WHAT IS NEEDED
Without including any images, reproduce each entry exactly.

[Some records]
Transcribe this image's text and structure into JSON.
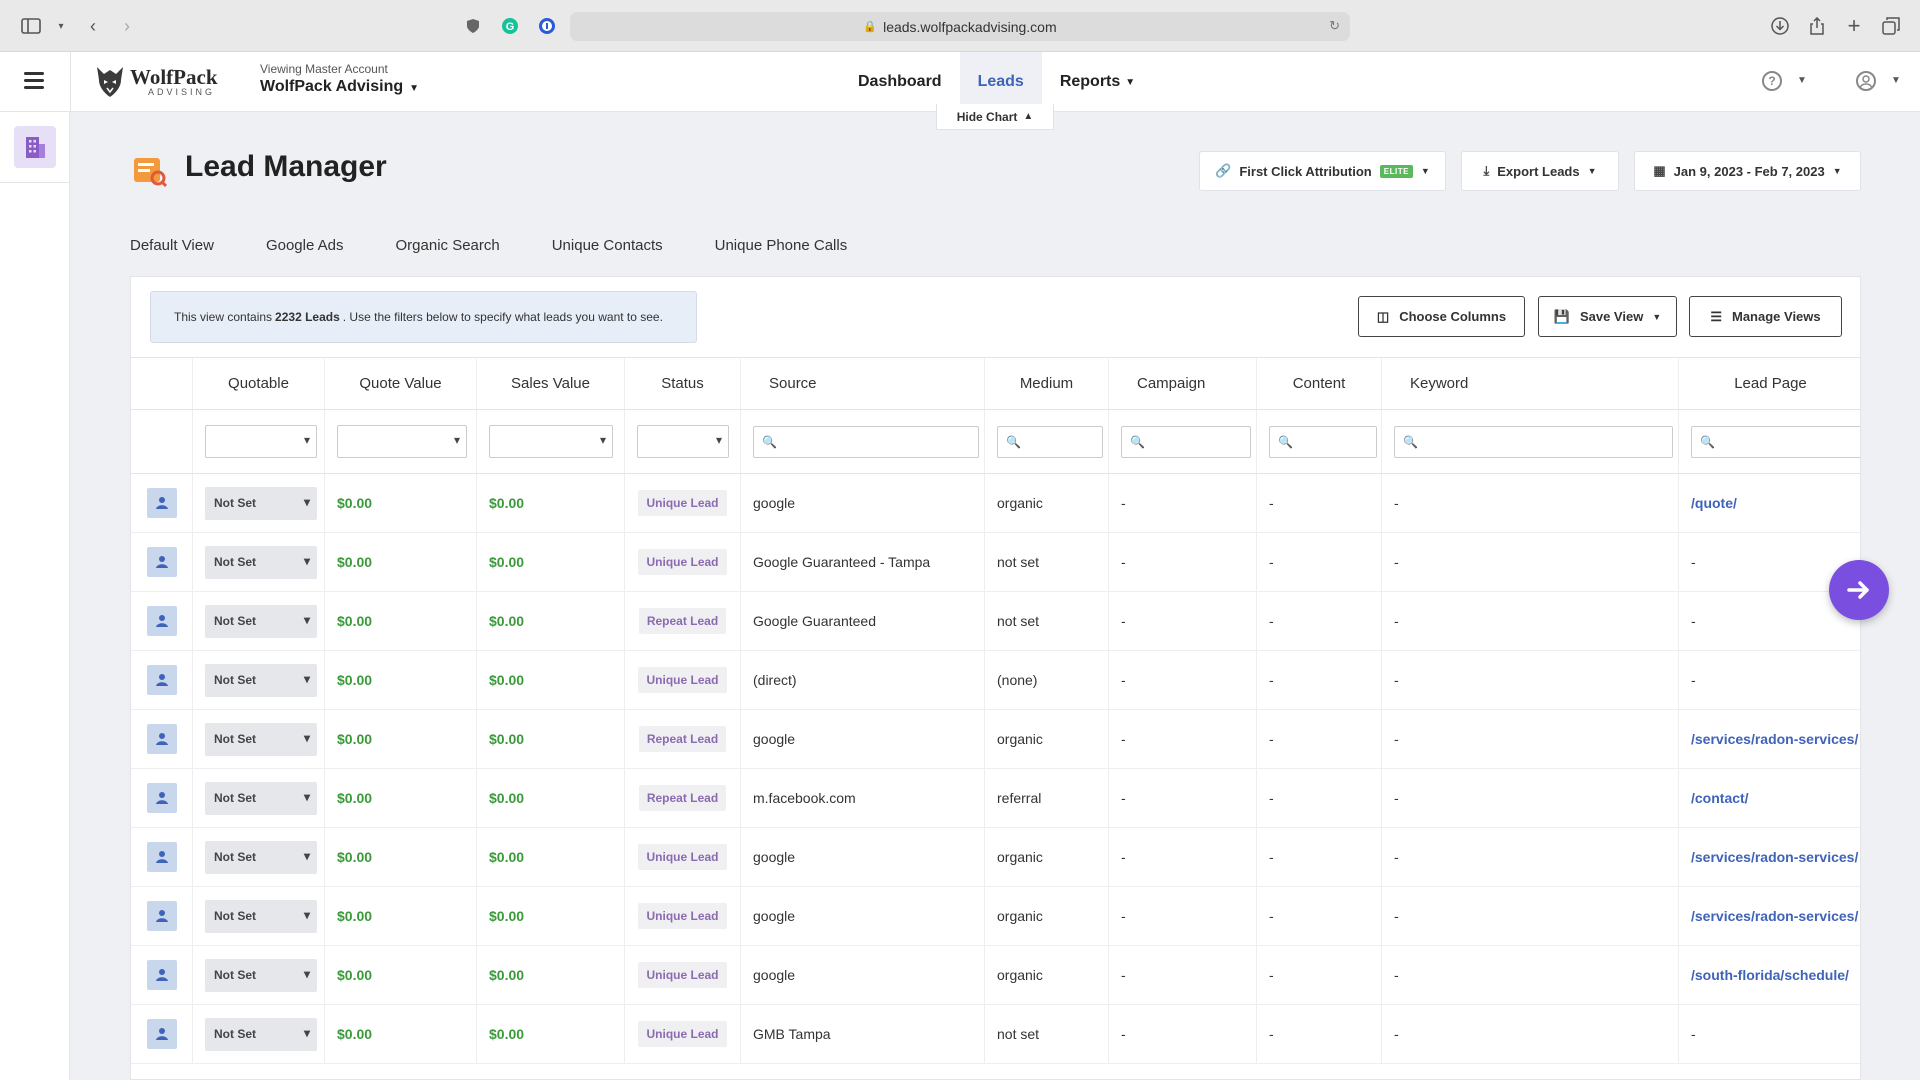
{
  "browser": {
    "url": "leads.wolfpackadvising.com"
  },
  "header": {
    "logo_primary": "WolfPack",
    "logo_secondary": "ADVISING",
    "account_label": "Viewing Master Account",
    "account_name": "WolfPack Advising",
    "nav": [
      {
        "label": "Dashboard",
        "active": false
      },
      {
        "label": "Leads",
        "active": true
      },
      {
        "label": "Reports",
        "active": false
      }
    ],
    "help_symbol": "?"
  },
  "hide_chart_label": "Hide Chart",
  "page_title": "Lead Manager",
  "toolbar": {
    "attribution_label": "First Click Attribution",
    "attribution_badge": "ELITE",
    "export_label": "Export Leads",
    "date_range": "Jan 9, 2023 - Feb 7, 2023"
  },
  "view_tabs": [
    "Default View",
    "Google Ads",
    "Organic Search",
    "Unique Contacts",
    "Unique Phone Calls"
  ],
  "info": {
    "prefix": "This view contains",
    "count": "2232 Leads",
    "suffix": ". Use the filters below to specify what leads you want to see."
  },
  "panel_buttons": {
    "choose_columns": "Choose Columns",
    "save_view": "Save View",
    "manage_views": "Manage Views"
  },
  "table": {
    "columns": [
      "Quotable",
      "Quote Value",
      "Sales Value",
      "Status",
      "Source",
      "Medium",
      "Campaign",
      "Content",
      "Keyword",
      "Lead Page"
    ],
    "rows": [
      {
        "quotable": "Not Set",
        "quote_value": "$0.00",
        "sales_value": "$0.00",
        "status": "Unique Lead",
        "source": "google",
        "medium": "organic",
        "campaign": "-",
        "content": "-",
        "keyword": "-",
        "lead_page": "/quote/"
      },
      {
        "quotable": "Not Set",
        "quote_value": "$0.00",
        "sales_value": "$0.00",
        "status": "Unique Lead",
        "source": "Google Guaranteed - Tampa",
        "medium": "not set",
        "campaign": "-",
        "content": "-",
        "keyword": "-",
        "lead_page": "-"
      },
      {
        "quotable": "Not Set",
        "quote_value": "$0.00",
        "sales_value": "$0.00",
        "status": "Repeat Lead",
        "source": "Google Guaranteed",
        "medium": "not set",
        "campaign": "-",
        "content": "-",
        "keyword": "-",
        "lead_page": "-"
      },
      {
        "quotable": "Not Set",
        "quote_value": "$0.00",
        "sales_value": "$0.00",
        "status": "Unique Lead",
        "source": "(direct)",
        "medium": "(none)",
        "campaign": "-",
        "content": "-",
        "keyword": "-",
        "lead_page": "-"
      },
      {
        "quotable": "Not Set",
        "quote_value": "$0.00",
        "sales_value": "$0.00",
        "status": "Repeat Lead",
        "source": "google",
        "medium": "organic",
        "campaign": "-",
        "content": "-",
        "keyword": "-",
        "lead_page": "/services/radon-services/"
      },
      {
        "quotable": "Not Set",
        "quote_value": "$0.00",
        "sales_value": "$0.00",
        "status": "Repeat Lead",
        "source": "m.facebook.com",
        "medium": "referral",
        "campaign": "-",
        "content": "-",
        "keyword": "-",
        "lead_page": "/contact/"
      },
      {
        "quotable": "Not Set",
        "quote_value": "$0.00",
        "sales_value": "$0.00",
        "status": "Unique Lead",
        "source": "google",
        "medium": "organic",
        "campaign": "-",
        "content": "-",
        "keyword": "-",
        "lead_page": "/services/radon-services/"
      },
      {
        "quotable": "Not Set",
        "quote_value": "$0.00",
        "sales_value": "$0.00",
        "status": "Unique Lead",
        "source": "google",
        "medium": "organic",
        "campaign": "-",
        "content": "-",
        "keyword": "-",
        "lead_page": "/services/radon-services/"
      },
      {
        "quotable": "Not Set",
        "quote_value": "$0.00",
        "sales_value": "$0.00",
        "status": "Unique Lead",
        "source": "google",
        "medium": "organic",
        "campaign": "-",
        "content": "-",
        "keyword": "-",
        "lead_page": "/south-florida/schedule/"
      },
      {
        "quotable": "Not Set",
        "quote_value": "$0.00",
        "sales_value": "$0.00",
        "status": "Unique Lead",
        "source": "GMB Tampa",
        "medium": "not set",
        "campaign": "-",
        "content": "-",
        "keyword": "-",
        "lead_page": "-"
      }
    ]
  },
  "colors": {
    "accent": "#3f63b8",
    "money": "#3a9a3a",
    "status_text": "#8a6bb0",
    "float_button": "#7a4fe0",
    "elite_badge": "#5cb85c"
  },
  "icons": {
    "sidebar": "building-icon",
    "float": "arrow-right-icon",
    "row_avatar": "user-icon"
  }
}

FULL RESPONSE
Transcribe this image's text and structure into JSON.
{
  "browser": {
    "url": "leads.wolfpackadvising.com"
  },
  "header": {
    "logo_primary": "WolfPack",
    "logo_secondary": "ADVISING",
    "account_label": "Viewing Master Account",
    "account_name": "WolfPack Advising",
    "nav": [
      {
        "label": "Dashboard",
        "active": false
      },
      {
        "label": "Leads",
        "active": true
      },
      {
        "label": "Reports",
        "active": false
      }
    ],
    "help_symbol": "?"
  },
  "hide_chart_label": "Hide Chart",
  "page_title": "Lead Manager",
  "toolbar": {
    "attribution_label": "First Click Attribution",
    "attribution_badge": "ELITE",
    "export_label": "Export Leads",
    "date_range": "Jan 9, 2023 - Feb 7, 2023"
  },
  "view_tabs": [
    "Default View",
    "Google Ads",
    "Organic Search",
    "Unique Contacts",
    "Unique Phone Calls"
  ],
  "info": {
    "prefix": "This view contains",
    "count": "2232 Leads",
    "suffix": ". Use the filters below to specify what leads you want to see."
  },
  "panel_buttons": {
    "choose_columns": "Choose Columns",
    "save_view": "Save View",
    "manage_views": "Manage Views"
  },
  "table": {
    "columns": [
      "Quotable",
      "Quote Value",
      "Sales Value",
      "Status",
      "Source",
      "Medium",
      "Campaign",
      "Content",
      "Keyword",
      "Lead Page"
    ],
    "rows": [
      {
        "quotable": "Not Set",
        "quote_value": "$0.00",
        "sales_value": "$0.00",
        "status": "Unique Lead",
        "source": "google",
        "medium": "organic",
        "campaign": "-",
        "content": "-",
        "keyword": "-",
        "lead_page": "/quote/"
      },
      {
        "quotable": "Not Set",
        "quote_value": "$0.00",
        "sales_value": "$0.00",
        "status": "Unique Lead",
        "source": "Google Guaranteed - Tampa",
        "medium": "not set",
        "campaign": "-",
        "content": "-",
        "keyword": "-",
        "lead_page": "-"
      },
      {
        "quotable": "Not Set",
        "quote_value": "$0.00",
        "sales_value": "$0.00",
        "status": "Repeat Lead",
        "source": "Google Guaranteed",
        "medium": "not set",
        "campaign": "-",
        "content": "-",
        "keyword": "-",
        "lead_page": "-"
      },
      {
        "quotable": "Not Set",
        "quote_value": "$0.00",
        "sales_value": "$0.00",
        "status": "Unique Lead",
        "source": "(direct)",
        "medium": "(none)",
        "campaign": "-",
        "content": "-",
        "keyword": "-",
        "lead_page": "-"
      },
      {
        "quotable": "Not Set",
        "quote_value": "$0.00",
        "sales_value": "$0.00",
        "status": "Repeat Lead",
        "source": "google",
        "medium": "organic",
        "campaign": "-",
        "content": "-",
        "keyword": "-",
        "lead_page": "/services/radon-services/"
      },
      {
        "quotable": "Not Set",
        "quote_value": "$0.00",
        "sales_value": "$0.00",
        "status": "Repeat Lead",
        "source": "m.facebook.com",
        "medium": "referral",
        "campaign": "-",
        "content": "-",
        "keyword": "-",
        "lead_page": "/contact/"
      },
      {
        "quotable": "Not Set",
        "quote_value": "$0.00",
        "sales_value": "$0.00",
        "status": "Unique Lead",
        "source": "google",
        "medium": "organic",
        "campaign": "-",
        "content": "-",
        "keyword": "-",
        "lead_page": "/services/radon-services/"
      },
      {
        "quotable": "Not Set",
        "quote_value": "$0.00",
        "sales_value": "$0.00",
        "status": "Unique Lead",
        "source": "google",
        "medium": "organic",
        "campaign": "-",
        "content": "-",
        "keyword": "-",
        "lead_page": "/services/radon-services/"
      },
      {
        "quotable": "Not Set",
        "quote_value": "$0.00",
        "sales_value": "$0.00",
        "status": "Unique Lead",
        "source": "google",
        "medium": "organic",
        "campaign": "-",
        "content": "-",
        "keyword": "-",
        "lead_page": "/south-florida/schedule/"
      },
      {
        "quotable": "Not Set",
        "quote_value": "$0.00",
        "sales_value": "$0.00",
        "status": "Unique Lead",
        "source": "GMB Tampa",
        "medium": "not set",
        "campaign": "-",
        "content": "-",
        "keyword": "-",
        "lead_page": "-"
      }
    ]
  },
  "colors": {
    "accent": "#3f63b8",
    "money": "#3a9a3a",
    "status_text": "#8a6bb0",
    "float_button": "#7a4fe0",
    "elite_badge": "#5cb85c"
  },
  "icons": {
    "sidebar": "building-icon",
    "float": "arrow-right-icon",
    "row_avatar": "user-icon"
  }
}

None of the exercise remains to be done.